OBJECTIVE: Locate every line in the records below that holds the word "Heimmannschaft" and return each one.
......
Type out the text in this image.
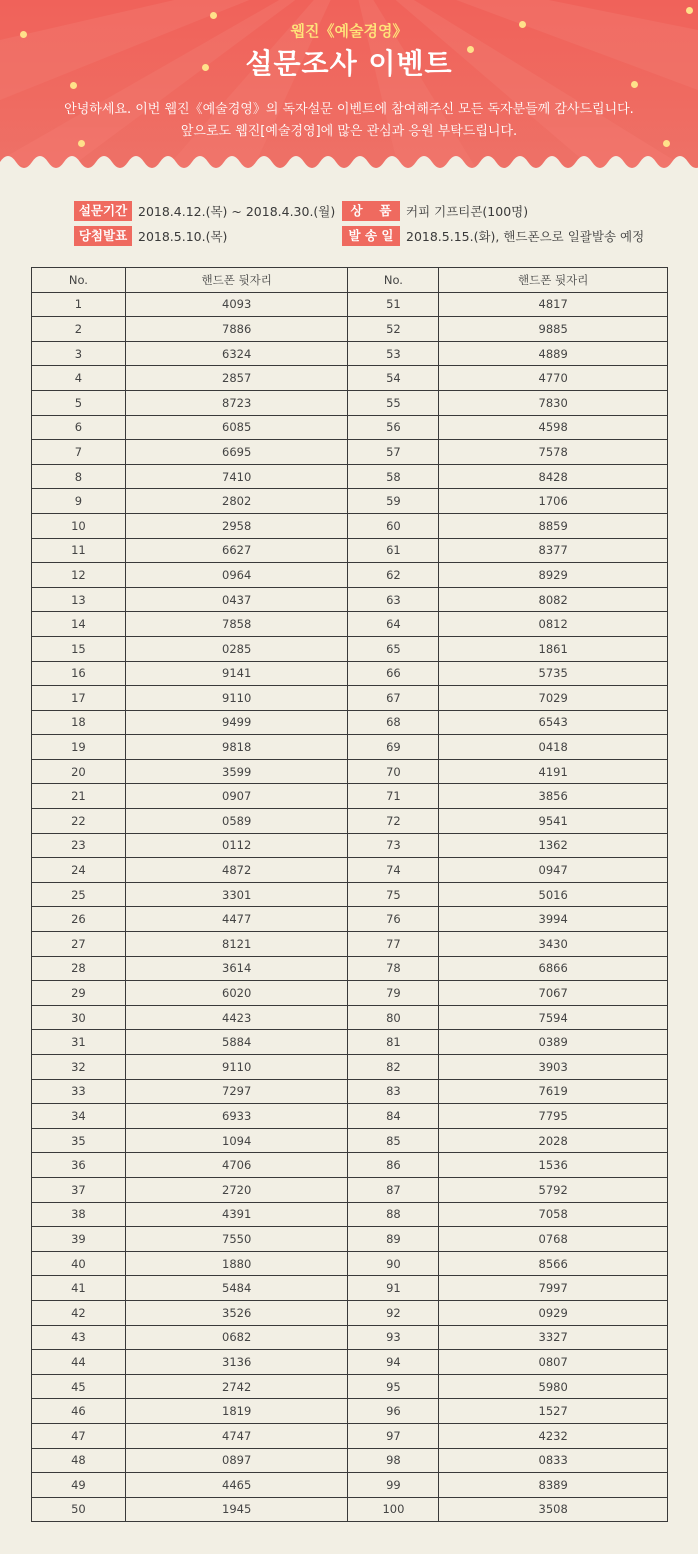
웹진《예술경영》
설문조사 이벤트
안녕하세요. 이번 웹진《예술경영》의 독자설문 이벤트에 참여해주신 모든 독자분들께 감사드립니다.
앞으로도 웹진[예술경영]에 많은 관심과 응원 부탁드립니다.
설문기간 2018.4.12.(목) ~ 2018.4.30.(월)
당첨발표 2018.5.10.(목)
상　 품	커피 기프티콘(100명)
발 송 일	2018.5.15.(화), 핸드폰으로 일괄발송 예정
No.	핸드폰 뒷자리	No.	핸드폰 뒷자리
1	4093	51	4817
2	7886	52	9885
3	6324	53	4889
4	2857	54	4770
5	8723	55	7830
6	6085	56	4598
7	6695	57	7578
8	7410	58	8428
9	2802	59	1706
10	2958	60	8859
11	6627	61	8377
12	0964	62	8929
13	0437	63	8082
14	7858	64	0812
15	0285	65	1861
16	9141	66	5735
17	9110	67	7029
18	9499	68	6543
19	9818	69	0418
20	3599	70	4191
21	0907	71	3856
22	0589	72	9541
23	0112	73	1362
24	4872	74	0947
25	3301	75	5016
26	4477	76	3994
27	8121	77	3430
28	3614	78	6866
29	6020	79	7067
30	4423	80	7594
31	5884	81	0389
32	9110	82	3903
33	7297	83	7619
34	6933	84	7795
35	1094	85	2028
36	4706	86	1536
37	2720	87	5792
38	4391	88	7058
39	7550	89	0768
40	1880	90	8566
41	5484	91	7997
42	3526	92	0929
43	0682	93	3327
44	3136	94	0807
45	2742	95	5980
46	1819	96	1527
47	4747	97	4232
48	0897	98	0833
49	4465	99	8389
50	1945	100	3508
......
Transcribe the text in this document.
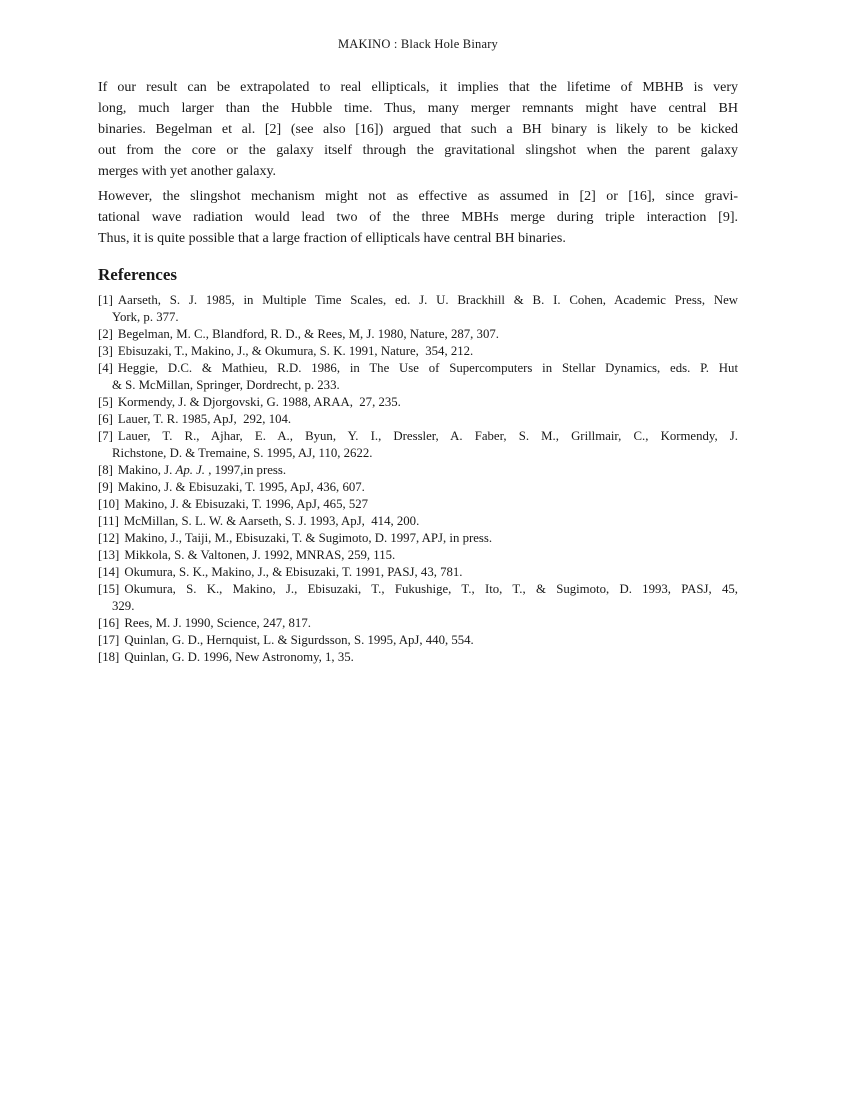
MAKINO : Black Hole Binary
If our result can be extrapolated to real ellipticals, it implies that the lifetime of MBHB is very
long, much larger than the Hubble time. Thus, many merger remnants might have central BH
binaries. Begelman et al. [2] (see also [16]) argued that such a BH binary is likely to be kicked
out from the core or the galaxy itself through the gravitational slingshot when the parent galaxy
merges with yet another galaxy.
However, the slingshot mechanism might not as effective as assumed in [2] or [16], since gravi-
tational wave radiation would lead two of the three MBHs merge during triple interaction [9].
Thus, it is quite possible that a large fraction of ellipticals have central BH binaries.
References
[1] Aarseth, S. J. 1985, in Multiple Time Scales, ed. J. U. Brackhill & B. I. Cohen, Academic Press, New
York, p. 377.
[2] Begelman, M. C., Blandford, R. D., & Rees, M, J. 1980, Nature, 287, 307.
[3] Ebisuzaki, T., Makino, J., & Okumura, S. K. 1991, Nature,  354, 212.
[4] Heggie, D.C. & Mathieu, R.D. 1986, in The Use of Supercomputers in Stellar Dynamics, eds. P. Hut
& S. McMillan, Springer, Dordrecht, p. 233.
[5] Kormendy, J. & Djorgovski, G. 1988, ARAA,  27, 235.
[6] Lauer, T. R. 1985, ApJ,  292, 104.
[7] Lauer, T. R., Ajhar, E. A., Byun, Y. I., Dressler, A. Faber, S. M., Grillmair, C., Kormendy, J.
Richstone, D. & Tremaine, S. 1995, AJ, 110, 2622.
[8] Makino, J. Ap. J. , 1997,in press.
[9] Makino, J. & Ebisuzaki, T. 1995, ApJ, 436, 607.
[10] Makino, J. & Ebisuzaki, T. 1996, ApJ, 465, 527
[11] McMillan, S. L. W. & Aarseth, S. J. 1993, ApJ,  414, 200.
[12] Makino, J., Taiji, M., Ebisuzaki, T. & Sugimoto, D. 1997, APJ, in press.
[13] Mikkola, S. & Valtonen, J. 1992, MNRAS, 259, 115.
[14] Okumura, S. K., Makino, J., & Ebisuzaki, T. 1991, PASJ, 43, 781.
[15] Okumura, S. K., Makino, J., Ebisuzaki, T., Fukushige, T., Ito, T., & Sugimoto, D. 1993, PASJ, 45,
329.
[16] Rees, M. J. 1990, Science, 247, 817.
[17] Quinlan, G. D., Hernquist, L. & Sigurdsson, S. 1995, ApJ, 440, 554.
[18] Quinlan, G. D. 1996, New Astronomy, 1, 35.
......
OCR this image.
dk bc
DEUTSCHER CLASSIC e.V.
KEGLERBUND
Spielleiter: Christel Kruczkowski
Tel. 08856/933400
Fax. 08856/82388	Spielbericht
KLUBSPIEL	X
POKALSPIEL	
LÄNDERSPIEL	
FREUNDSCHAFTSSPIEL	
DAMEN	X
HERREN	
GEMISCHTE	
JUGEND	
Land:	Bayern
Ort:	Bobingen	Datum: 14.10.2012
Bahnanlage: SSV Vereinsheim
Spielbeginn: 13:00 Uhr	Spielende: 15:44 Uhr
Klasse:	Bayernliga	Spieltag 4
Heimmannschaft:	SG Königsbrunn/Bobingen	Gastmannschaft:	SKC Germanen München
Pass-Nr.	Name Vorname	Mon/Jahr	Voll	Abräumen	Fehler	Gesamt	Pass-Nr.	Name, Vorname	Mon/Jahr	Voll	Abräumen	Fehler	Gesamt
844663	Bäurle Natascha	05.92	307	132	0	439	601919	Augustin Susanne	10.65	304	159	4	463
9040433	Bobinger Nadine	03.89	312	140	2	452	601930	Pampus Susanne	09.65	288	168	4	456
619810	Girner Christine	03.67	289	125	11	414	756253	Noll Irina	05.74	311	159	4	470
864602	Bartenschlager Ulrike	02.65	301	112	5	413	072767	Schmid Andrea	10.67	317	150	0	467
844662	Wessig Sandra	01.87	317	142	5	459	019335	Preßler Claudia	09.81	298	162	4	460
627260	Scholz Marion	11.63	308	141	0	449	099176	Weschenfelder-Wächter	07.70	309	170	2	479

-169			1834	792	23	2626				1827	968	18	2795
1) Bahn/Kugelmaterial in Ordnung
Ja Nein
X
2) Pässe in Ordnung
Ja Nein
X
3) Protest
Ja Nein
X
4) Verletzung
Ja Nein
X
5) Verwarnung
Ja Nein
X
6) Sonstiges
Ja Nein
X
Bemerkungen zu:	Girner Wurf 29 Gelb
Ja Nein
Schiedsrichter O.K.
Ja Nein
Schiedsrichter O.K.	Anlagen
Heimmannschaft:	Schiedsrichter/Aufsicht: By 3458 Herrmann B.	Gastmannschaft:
......
EXERCISE OUTPUT:
Heimmannschaft:	SG Königsbrunn/Bobingen	Gastmannschaft:	SKC Germanen München
Heimmannschaft:	Schiedsrichter/Aufsicht: By 3458 Herrmann B.	Gastmannschaft:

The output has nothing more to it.